═════ INPUT RECORDS ═════
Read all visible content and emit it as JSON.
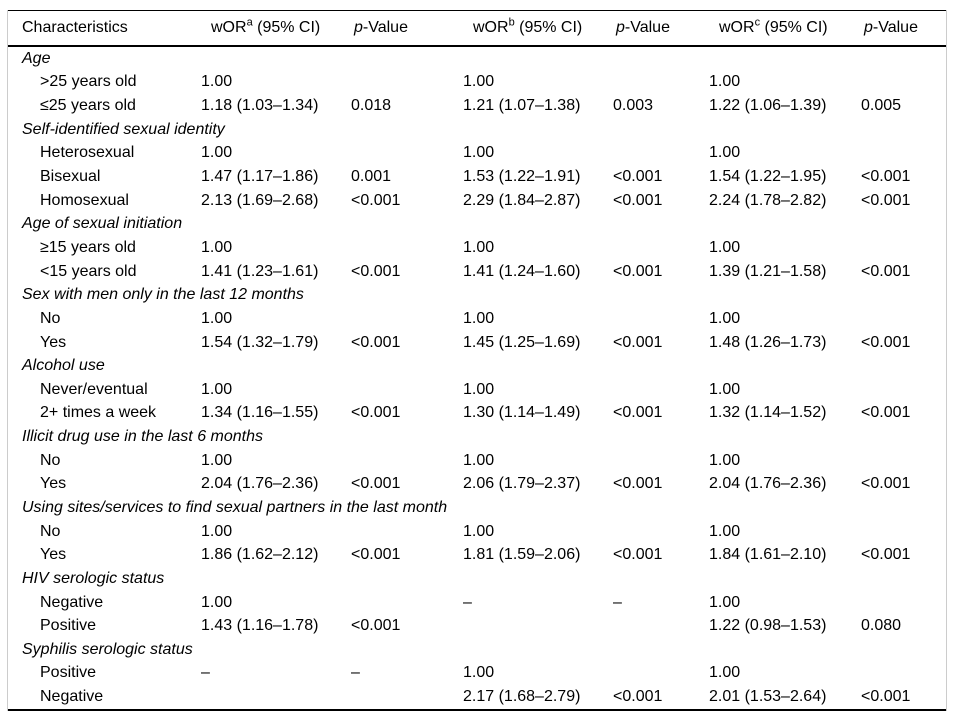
{
  "table": {
    "headers": [
      {
        "kind": "plain",
        "text": "Characteristics"
      },
      {
        "kind": "wor",
        "pre": "wOR",
        "sup": "a",
        "post": " (95% CI)"
      },
      {
        "kind": "pvalue",
        "italic": "p",
        "post": "-Value"
      },
      {
        "kind": "wor",
        "pre": "wOR",
        "sup": "b",
        "post": " (95% CI)"
      },
      {
        "kind": "pvalue",
        "italic": "p",
        "post": "-Value"
      },
      {
        "kind": "wor",
        "pre": "wOR",
        "sup": "c",
        "post": " (95% CI)"
      },
      {
        "kind": "pvalue",
        "italic": "p",
        "post": "-Value"
      }
    ],
    "sections": [
      {
        "title": "Age",
        "rows": [
          {
            "label": ">25 years old",
            "values": [
              "1.00",
              "",
              "1.00",
              "",
              "1.00",
              ""
            ]
          },
          {
            "label": "≤25 years old",
            "values": [
              "1.18 (1.03–1.34)",
              "0.018",
              "1.21 (1.07–1.38)",
              "0.003",
              "1.22 (1.06–1.39)",
              "0.005"
            ]
          }
        ]
      },
      {
        "title": "Self-identified sexual identity",
        "rows": [
          {
            "label": "Heterosexual",
            "values": [
              "1.00",
              "",
              "1.00",
              "",
              "1.00",
              ""
            ]
          },
          {
            "label": "Bisexual",
            "values": [
              "1.47 (1.17–1.86)",
              "0.001",
              "1.53 (1.22–1.91)",
              "<0.001",
              "1.54 (1.22–1.95)",
              "<0.001"
            ]
          },
          {
            "label": "Homosexual",
            "values": [
              "2.13 (1.69–2.68)",
              "<0.001",
              "2.29 (1.84–2.87)",
              "<0.001",
              "2.24 (1.78–2.82)",
              "<0.001"
            ]
          }
        ]
      },
      {
        "title": "Age of sexual initiation",
        "rows": [
          {
            "label": "≥15 years old",
            "values": [
              "1.00",
              "",
              "1.00",
              "",
              "1.00",
              ""
            ]
          },
          {
            "label": "<15 years old",
            "values": [
              "1.41 (1.23–1.61)",
              "<0.001",
              "1.41 (1.24–1.60)",
              "<0.001",
              "1.39 (1.21–1.58)",
              "<0.001"
            ]
          }
        ]
      },
      {
        "title": "Sex with men only in the last 12 months",
        "rows": [
          {
            "label": "No",
            "values": [
              "1.00",
              "",
              "1.00",
              "",
              "1.00",
              ""
            ]
          },
          {
            "label": "Yes",
            "values": [
              "1.54 (1.32–1.79)",
              "<0.001",
              "1.45 (1.25–1.69)",
              "<0.001",
              "1.48 (1.26–1.73)",
              "<0.001"
            ]
          }
        ]
      },
      {
        "title": "Alcohol use",
        "rows": [
          {
            "label": "Never/eventual",
            "values": [
              "1.00",
              "",
              "1.00",
              "",
              "1.00",
              ""
            ]
          },
          {
            "label": "2+ times a week",
            "values": [
              "1.34 (1.16–1.55)",
              "<0.001",
              "1.30 (1.14–1.49)",
              "<0.001",
              "1.32 (1.14–1.52)",
              "<0.001"
            ]
          }
        ]
      },
      {
        "title": "Illicit drug use in the last 6 months",
        "rows": [
          {
            "label": "No",
            "values": [
              "1.00",
              "",
              "1.00",
              "",
              "1.00",
              ""
            ]
          },
          {
            "label": "Yes",
            "values": [
              "2.04 (1.76–2.36)",
              "<0.001",
              "2.06 (1.79–2.37)",
              "<0.001",
              "2.04 (1.76–2.36)",
              "<0.001"
            ]
          }
        ]
      },
      {
        "title": "Using sites/services to find sexual partners in the last month",
        "rows": [
          {
            "label": "No",
            "values": [
              "1.00",
              "",
              "1.00",
              "",
              "1.00",
              ""
            ]
          },
          {
            "label": "Yes",
            "values": [
              "1.86 (1.62–2.12)",
              "<0.001",
              "1.81 (1.59–2.06)",
              "<0.001",
              "1.84 (1.61–2.10)",
              "<0.001"
            ]
          }
        ]
      },
      {
        "title": "HIV serologic status",
        "rows": [
          {
            "label": "Negative",
            "values": [
              "1.00",
              "",
              "–",
              "–",
              "1.00",
              ""
            ]
          },
          {
            "label": "Positive",
            "values": [
              "1.43 (1.16–1.78)",
              "<0.001",
              "",
              "",
              "1.22 (0.98–1.53)",
              "0.080"
            ]
          }
        ]
      },
      {
        "title": "Syphilis serologic status",
        "rows": [
          {
            "label": "Positive",
            "values": [
              "–",
              "–",
              "1.00",
              "",
              "1.00",
              ""
            ]
          },
          {
            "label": "Negative",
            "values": [
              "",
              "",
              "2.17 (1.68–2.79)",
              "<0.001",
              "2.01 (1.53–2.64)",
              "<0.001"
            ]
          }
        ]
      }
    ]
  },
  "colors": {
    "rule": "#000000",
    "side_border": "#cccccc",
    "text": "#000000",
    "background": "#ffffff"
  }
}
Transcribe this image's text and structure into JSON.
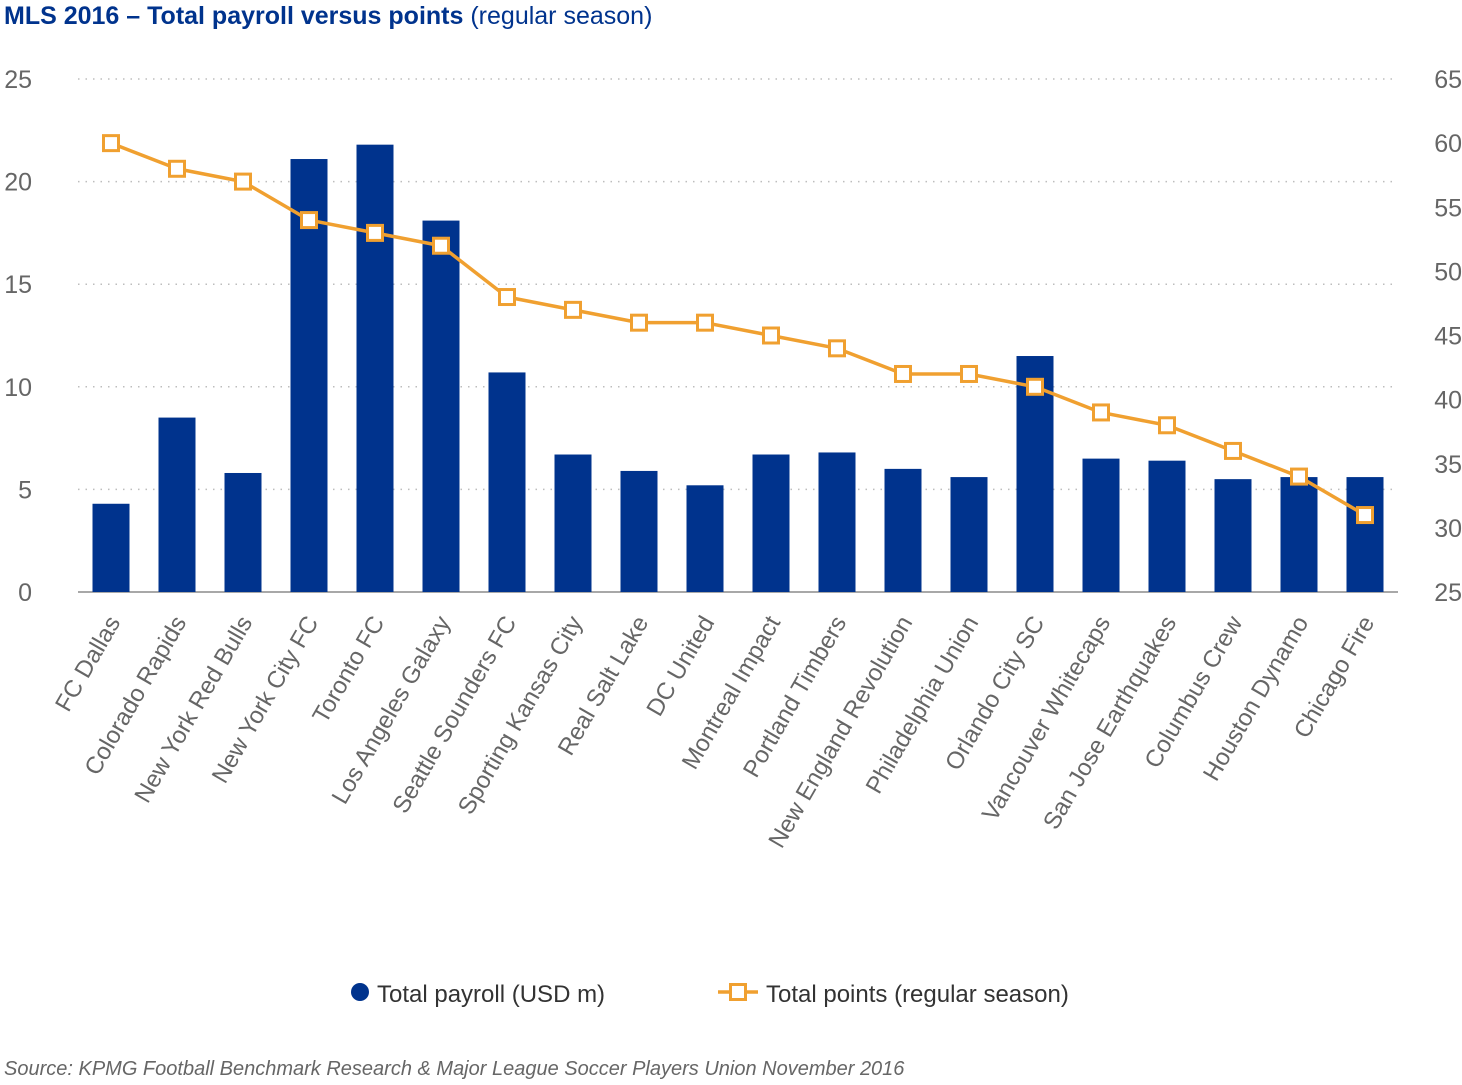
{
  "chart_data": {
    "type": "bar",
    "title": "MLS 2016 – Total payroll versus points",
    "title_bold": "MLS 2016 – Total payroll versus points",
    "title_suffix": "(regular season)",
    "source": "Source: KPMG Football Benchmark Research & Major League Soccer Players Union November 2016",
    "categories": [
      "FC Dallas",
      "Colorado Rapids",
      "New York Red Bulls",
      "New York City FC",
      "Toronto FC",
      "Los Angeles Galaxy",
      "Seattle Sounders FC",
      "Sporting Kansas City",
      "Real Salt Lake",
      "DC United",
      "Montreal Impact",
      "Portland Timbers",
      "New England Revolution",
      "Philadelphia Union",
      "Orlando City SC",
      "Vancouver Whitecaps",
      "San Jose Earthquakes",
      "Columbus Crew",
      "Houston Dynamo",
      "Chicago Fire"
    ],
    "series": [
      {
        "name": "Total payroll (USD m)",
        "type": "bar",
        "axis": "left",
        "color": "#00338d",
        "values": [
          4.3,
          8.5,
          5.8,
          21.1,
          21.8,
          18.1,
          10.7,
          6.7,
          5.9,
          5.2,
          6.7,
          6.8,
          6.0,
          5.6,
          11.5,
          6.5,
          6.4,
          5.5,
          5.6,
          5.6
        ]
      },
      {
        "name": "Total points (regular season)",
        "type": "line",
        "axis": "right",
        "color": "#f0a030",
        "values": [
          60,
          58,
          57,
          54,
          53,
          52,
          48,
          47,
          46,
          46,
          45,
          44,
          42,
          42,
          41,
          39,
          38,
          36,
          34,
          31
        ]
      }
    ],
    "ylim_left": [
      0,
      25
    ],
    "yticks_left": [
      "0",
      "5",
      "10",
      "15",
      "20",
      "25"
    ],
    "ylim_right": [
      25,
      65
    ],
    "yticks_right": [
      "25",
      "30",
      "35",
      "40",
      "45",
      "50",
      "55",
      "60",
      "65"
    ],
    "grid": "dotted",
    "legend": "bottom"
  }
}
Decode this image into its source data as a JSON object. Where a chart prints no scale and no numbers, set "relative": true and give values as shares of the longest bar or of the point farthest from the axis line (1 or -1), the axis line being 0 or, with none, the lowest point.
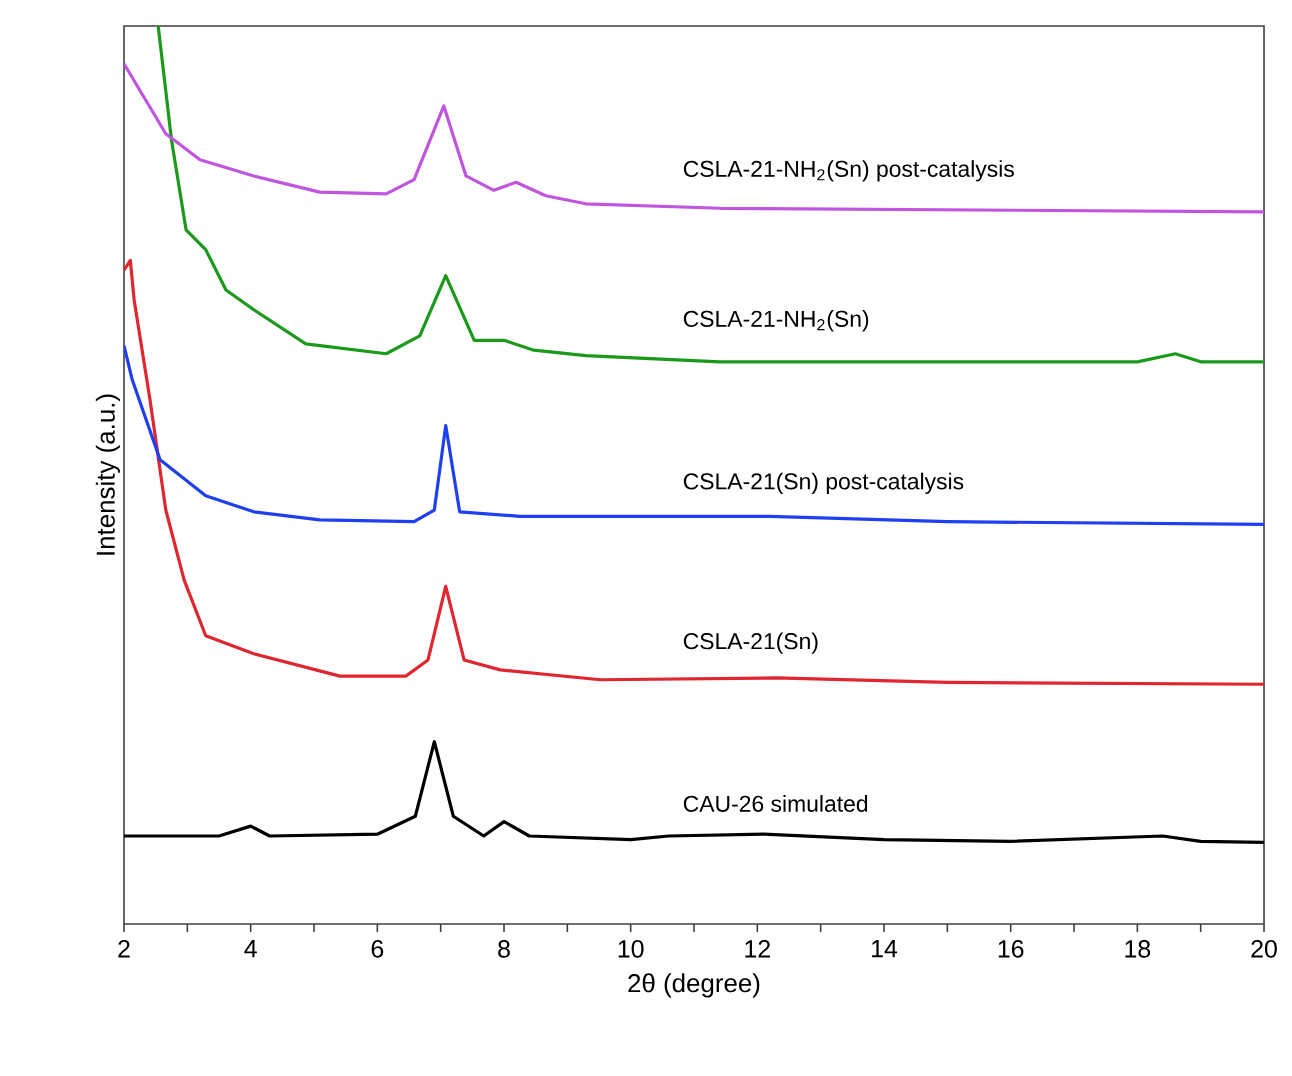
═════
TASK BRIEF
From start to finish, output the listing exactly, but omit its pictures.

WRITTEN REPLY
Read all visible content and emit it as JSON.
{
  "table": {
    "headers": [
      {
        "kind": "plain",
        "text": "Characteristics"
      },
      {
        "kind": "wor",
        "pre": "wOR",
        "sup": "a",
        "post": " (95% CI)"
      },
      {
        "kind": "pvalue",
        "italic": "p",
        "post": "-Value"
      },
      {
        "kind": "wor",
        "pre": "wOR",
        "sup": "b",
        "post": " (95% CI)"
      },
      {
        "kind": "pvalue",
        "italic": "p",
        "post": "-Value"
      },
      {
        "kind": "wor",
        "pre": "wOR",
        "sup": "c",
        "post": " (95% CI)"
      },
      {
        "kind": "pvalue",
        "italic": "p",
        "post": "-Value"
      }
    ],
    "sections": [
      {
        "title": "Age",
        "rows": [
          {
            "label": ">25 years old",
            "values": [
              "1.00",
              "",
              "1.00",
              "",
              "1.00",
              ""
            ]
          },
          {
            "label": "≤25 years old",
            "values": [
              "1.18 (1.03–1.34)",
              "0.018",
              "1.21 (1.07–1.38)",
              "0.003",
              "1.22 (1.06–1.39)",
              "0.005"
            ]
          }
        ]
      },
      {
        "title": "Self-identified sexual identity",
        "rows": [
          {
            "label": "Heterosexual",
            "values": [
              "1.00",
              "",
              "1.00",
              "",
              "1.00",
              ""
            ]
          },
          {
            "label": "Bisexual",
            "values": [
              "1.47 (1.17–1.86)",
              "0.001",
              "1.53 (1.22–1.91)",
              "<0.001",
              "1.54 (1.22–1.95)",
              "<0.001"
            ]
          },
          {
            "label": "Homosexual",
            "values": [
              "2.13 (1.69–2.68)",
              "<0.001",
              "2.29 (1.84–2.87)",
              "<0.001",
              "2.24 (1.78–2.82)",
              "<0.001"
            ]
          }
        ]
      },
      {
        "title": "Age of sexual initiation",
        "rows": [
          {
            "label": "≥15 years old",
            "values": [
              "1.00",
              "",
              "1.00",
              "",
              "1.00",
              ""
            ]
          },
          {
            "label": "<15 years old",
            "values": [
              "1.41 (1.23–1.61)",
              "<0.001",
              "1.41 (1.24–1.60)",
              "<0.001",
              "1.39 (1.21–1.58)",
              "<0.001"
            ]
          }
        ]
      },
      {
        "title": "Sex with men only in the last 12 months",
        "rows": [
          {
            "label": "No",
            "values": [
              "1.00",
              "",
              "1.00",
              "",
              "1.00",
              ""
            ]
          },
          {
            "label": "Yes",
            "values": [
              "1.54 (1.32–1.79)",
              "<0.001",
              "1.45 (1.25–1.69)",
              "<0.001",
              "1.48 (1.26–1.73)",
              "<0.001"
            ]
          }
        ]
      },
      {
        "title": "Alcohol use",
        "rows": [
          {
            "label": "Never/eventual",
            "values": [
              "1.00",
              "",
              "1.00",
              "",
              "1.00",
              ""
            ]
          },
          {
            "label": "2+ times a week",
            "values": [
              "1.34 (1.16–1.55)",
              "<0.001",
              "1.30 (1.14–1.49)",
              "<0.001",
              "1.32 (1.14–1.52)",
              "<0.001"
            ]
          }
        ]
      },
      {
        "title": "Illicit drug use in the last 6 months",
        "rows": [
          {
            "label": "No",
            "values": [
              "1.00",
              "",
              "1.00",
              "",
              "1.00",
              ""
            ]
          },
          {
            "label": "Yes",
            "values": [
              "2.04 (1.76–2.36)",
              "<0.001",
              "2.06 (1.79–2.37)",
              "<0.001",
              "2.04 (1.76–2.36)",
              "<0.001"
            ]
          }
        ]
      },
      {
        "title": "Using sites/services to find sexual partners in the last month",
        "rows": [
          {
            "label": "No",
            "values": [
              "1.00",
              "",
              "1.00",
              "",
              "1.00",
              ""
            ]
          },
          {
            "label": "Yes",
            "values": [
              "1.86 (1.62–2.12)",
              "<0.001",
              "1.81 (1.59–2.06)",
              "<0.001",
              "1.84 (1.61–2.10)",
              "<0.001"
            ]
          }
        ]
      },
      {
        "title": "HIV serologic status",
        "rows": [
          {
            "label": "Negative",
            "values": [
              "1.00",
              "",
              "–",
              "–",
              "1.00",
              ""
            ]
          },
          {
            "label": "Positive",
            "values": [
              "1.43 (1.16–1.78)",
              "<0.001",
              "",
              "",
              "1.22 (0.98–1.53)",
              "0.080"
            ]
          }
        ]
      },
      {
        "title": "Syphilis serologic status",
        "rows": [
          {
            "label": "Positive",
            "values": [
              "–",
              "–",
              "1.00",
              "",
              "1.00",
              ""
            ]
          },
          {
            "label": "Negative",
            "values": [
              "",
              "",
              "2.17 (1.68–2.79)",
              "<0.001",
              "2.01 (1.53–2.64)",
              "<0.001"
            ]
          }
        ]
      }
    ]
  },
  "colors": {
    "rule": "#000000",
    "side_border": "#cccccc",
    "text": "#000000",
    "background": "#ffffff"
  }
}
Transcribe this image's text and structure into JSON.
{
  "chart_data": {
    "type": "bar",
    "title": "MLS 2016 – Total payroll versus points",
    "title_bold": "MLS 2016 – Total payroll versus points",
    "title_suffix": "(regular season)",
    "source": "Source: KPMG Football Benchmark Research & Major League Soccer Players Union November 2016",
    "categories": [
      "FC Dallas",
      "Colorado Rapids",
      "New York Red Bulls",
      "New York City FC",
      "Toronto FC",
      "Los Angeles Galaxy",
      "Seattle Sounders FC",
      "Sporting Kansas City",
      "Real Salt Lake",
      "DC United",
      "Montreal Impact",
      "Portland Timbers",
      "New England Revolution",
      "Philadelphia Union",
      "Orlando City SC",
      "Vancouver Whitecaps",
      "San Jose Earthquakes",
      "Columbus Crew",
      "Houston Dynamo",
      "Chicago Fire"
    ],
    "series": [
      {
        "name": "Total payroll (USD m)",
        "type": "bar",
        "axis": "left",
        "color": "#00338d",
        "values": [
          4.3,
          8.5,
          5.8,
          21.1,
          21.8,
          18.1,
          10.7,
          6.7,
          5.9,
          5.2,
          6.7,
          6.8,
          6.0,
          5.6,
          11.5,
          6.5,
          6.4,
          5.5,
          5.6,
          5.6
        ]
      },
      {
        "name": "Total points (regular season)",
        "type": "line",
        "axis": "right",
        "color": "#f0a030",
        "values": [
          60,
          58,
          57,
          54,
          53,
          52,
          48,
          47,
          46,
          46,
          45,
          44,
          42,
          42,
          41,
          39,
          38,
          36,
          34,
          31
        ]
      }
    ],
    "ylim_left": [
      0,
      25
    ],
    "yticks_left": [
      "0",
      "5",
      "10",
      "15",
      "20",
      "25"
    ],
    "ylim_right": [
      25,
      65
    ],
    "yticks_right": [
      "25",
      "30",
      "35",
      "40",
      "45",
      "50",
      "55",
      "60",
      "65"
    ],
    "grid": "dotted",
    "legend": "bottom"
  }
}
Decode this image into its source data as a JSON object. Where a chart prints no scale and no numbers, set "relative": true and give values as shares of the longest bar or of the point farthest from the axis line (1 or -1), the axis line being 0 or, with none, the lowest point.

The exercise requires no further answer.